____ ENTRIES PROVIDED

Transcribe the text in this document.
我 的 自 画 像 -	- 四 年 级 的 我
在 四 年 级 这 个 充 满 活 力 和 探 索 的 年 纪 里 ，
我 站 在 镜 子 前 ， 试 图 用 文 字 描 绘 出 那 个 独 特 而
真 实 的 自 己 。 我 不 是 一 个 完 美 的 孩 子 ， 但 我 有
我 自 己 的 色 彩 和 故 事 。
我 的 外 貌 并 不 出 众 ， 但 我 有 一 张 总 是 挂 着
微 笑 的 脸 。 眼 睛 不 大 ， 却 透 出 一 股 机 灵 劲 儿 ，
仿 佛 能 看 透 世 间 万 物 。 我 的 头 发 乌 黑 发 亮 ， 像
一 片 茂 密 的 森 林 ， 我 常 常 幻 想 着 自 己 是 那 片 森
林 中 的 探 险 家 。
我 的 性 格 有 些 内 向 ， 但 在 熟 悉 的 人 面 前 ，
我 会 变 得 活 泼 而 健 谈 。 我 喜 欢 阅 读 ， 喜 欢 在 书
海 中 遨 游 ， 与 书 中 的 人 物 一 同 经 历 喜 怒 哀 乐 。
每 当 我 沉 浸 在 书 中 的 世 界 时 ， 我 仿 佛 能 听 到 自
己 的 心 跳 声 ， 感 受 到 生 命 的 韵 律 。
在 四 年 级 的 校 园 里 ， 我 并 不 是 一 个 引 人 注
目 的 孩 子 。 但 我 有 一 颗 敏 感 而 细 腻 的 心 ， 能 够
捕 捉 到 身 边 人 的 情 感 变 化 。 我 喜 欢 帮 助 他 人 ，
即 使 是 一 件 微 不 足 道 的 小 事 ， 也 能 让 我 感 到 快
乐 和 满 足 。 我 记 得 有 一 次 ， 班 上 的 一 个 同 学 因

________

» AIM OF THE TASK
Retype the listing exactly, in full.

» OUTPUT BELOW
Transcribe the text in this document.
我 的 自 画 像 -	- 四 年 级 的 我
在 四 年 级 这 个 充 满 活 力 和 探 索 的 年 纪 里 ，
我 站 在 镜 子 前 ， 试 图 用 文 字 描 绘 出 那 个 独 特 而
真 实 的 自 己 。 我 不 是 一 个 完 美 的 孩 子 ， 但 我 有
我 自 己 的 色 彩 和 故 事 。
我 的 外 貌 并 不 出 众 ， 但 我 有 一 张 总 是 挂 着
微 笑 的 脸 。 眼 睛 不 大 ， 却 透 出 一 股 机 灵 劲 儿 ，
仿 佛 能 看 透 世 间 万 物 。 我 的 头 发 乌 黑 发 亮 ， 像
一 片 茂 密 的 森 林 ， 我 常 常 幻 想 着 自 己 是 那 片 森
林 中 的 探 险 家 。
我 的 性 格 有 些 内 向 ， 但 在 熟 悉 的 人 面 前 ，
我 会 变 得 活 泼 而 健 谈 。 我 喜 欢 阅 读 ， 喜 欢 在 书
海 中 遨 游 ， 与 书 中 的 人 物 一 同 经 历 喜 怒 哀 乐 。
每 当 我 沉 浸 在 书 中 的 世 界 时 ， 我 仿 佛 能 听 到 自
己 的 心 跳 声 ， 感 受 到 生 命 的 韵 律 。
在 四 年 级 的 校 园 里 ， 我 并 不 是 一 个 引 人 注
目 的 孩 子 。 但 我 有 一 颗 敏 感 而 细 腻 的 心 ， 能 够
捕 捉 到 身 边 人 的 情 感 变 化 。 我 喜 欢 帮 助 他 人 ，
即 使 是 一 件 微 不 足 道 的 小 事 ， 也 能 让 我 感 到 快
乐 和 满 足 。 我 记 得 有 一 次 ， 班 上 的 一 个 同 学 因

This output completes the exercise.